Exercise description => Exactly as given, repeat all of the entries.

··· Data lines

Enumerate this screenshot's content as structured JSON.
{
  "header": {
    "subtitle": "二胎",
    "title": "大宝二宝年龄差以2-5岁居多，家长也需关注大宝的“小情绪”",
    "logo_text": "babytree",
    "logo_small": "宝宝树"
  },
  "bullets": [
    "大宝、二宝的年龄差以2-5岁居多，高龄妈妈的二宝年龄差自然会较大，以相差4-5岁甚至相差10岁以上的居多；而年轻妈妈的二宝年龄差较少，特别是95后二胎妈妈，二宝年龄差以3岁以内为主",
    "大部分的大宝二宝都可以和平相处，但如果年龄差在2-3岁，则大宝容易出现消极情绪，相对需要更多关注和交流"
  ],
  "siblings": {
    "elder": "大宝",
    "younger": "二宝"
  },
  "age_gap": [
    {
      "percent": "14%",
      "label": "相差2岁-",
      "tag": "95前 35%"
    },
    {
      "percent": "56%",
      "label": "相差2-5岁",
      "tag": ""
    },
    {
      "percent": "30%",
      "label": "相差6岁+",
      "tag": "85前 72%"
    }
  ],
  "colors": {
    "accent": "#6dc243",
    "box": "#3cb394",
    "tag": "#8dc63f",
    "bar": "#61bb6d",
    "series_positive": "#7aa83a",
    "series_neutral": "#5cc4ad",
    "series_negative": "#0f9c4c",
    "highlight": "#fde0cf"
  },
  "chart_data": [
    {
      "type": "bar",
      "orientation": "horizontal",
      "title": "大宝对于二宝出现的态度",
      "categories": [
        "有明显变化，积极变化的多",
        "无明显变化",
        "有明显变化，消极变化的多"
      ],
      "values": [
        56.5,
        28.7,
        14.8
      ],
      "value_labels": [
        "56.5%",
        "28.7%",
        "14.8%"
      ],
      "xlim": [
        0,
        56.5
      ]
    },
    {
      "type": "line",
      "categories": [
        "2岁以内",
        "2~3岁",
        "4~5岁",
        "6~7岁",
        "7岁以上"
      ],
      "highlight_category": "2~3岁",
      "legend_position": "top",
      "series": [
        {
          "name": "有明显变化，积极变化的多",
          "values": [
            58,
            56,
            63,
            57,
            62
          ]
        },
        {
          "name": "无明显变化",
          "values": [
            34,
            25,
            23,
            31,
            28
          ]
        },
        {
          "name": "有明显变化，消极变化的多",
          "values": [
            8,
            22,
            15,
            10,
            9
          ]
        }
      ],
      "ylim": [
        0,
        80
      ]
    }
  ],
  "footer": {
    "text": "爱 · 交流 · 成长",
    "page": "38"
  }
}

······

Exercise answer =>
Enumerate this screenshot's content as structured JSON.
{
  "header": {
    "subtitle": "二胎",
    "title": "大宝二宝年龄差以2-5岁居多，家长也需关注大宝的“小情绪”",
    "logo_text": "babytree",
    "logo_small": "宝宝树"
  },
  "bullets": [
    "大宝、二宝的年龄差以2-5岁居多，高龄妈妈的二宝年龄差自然会较大，以相差4-5岁甚至相差10岁以上的居多；而年轻妈妈的二宝年龄差较少，特别是95后二胎妈妈，二宝年龄差以3岁以内为主",
    "大部分的大宝二宝都可以和平相处，但如果年龄差在2-3岁，则大宝容易出现消极情绪，相对需要更多关注和交流"
  ],
  "siblings": {
    "elder": "大宝",
    "younger": "二宝"
  },
  "age_gap": [
    {
      "percent": "14%",
      "label": "相差2岁-",
      "tag": "95前 35%"
    },
    {
      "percent": "56%",
      "label": "相差2-5岁",
      "tag": ""
    },
    {
      "percent": "30%",
      "label": "相差6岁+",
      "tag": "85前 72%"
    }
  ],
  "colors": {
    "accent": "#6dc243",
    "box": "#3cb394",
    "tag": "#8dc63f",
    "bar": "#61bb6d",
    "series_positive": "#7aa83a",
    "series_neutral": "#5cc4ad",
    "series_negative": "#0f9c4c",
    "highlight": "#fde0cf"
  },
  "chart_data": [
    {
      "type": "bar",
      "orientation": "horizontal",
      "title": "大宝对于二宝出现的态度",
      "categories": [
        "有明显变化，积极变化的多",
        "无明显变化",
        "有明显变化，消极变化的多"
      ],
      "values": [
        56.5,
        28.7,
        14.8
      ],
      "value_labels": [
        "56.5%",
        "28.7%",
        "14.8%"
      ],
      "xlim": [
        0,
        56.5
      ]
    },
    {
      "type": "line",
      "categories": [
        "2岁以内",
        "2~3岁",
        "4~5岁",
        "6~7岁",
        "7岁以上"
      ],
      "highlight_category": "2~3岁",
      "legend_position": "top",
      "series": [
        {
          "name": "有明显变化，积极变化的多",
          "values": [
            58,
            56,
            63,
            57,
            62
          ]
        },
        {
          "name": "无明显变化",
          "values": [
            34,
            25,
            23,
            31,
            28
          ]
        },
        {
          "name": "有明显变化，消极变化的多",
          "values": [
            8,
            22,
            15,
            10,
            9
          ]
        }
      ],
      "ylim": [
        0,
        80
      ]
    }
  ],
  "footer": {
    "text": "爱 · 交流 · 成长",
    "page": "38"
  }
}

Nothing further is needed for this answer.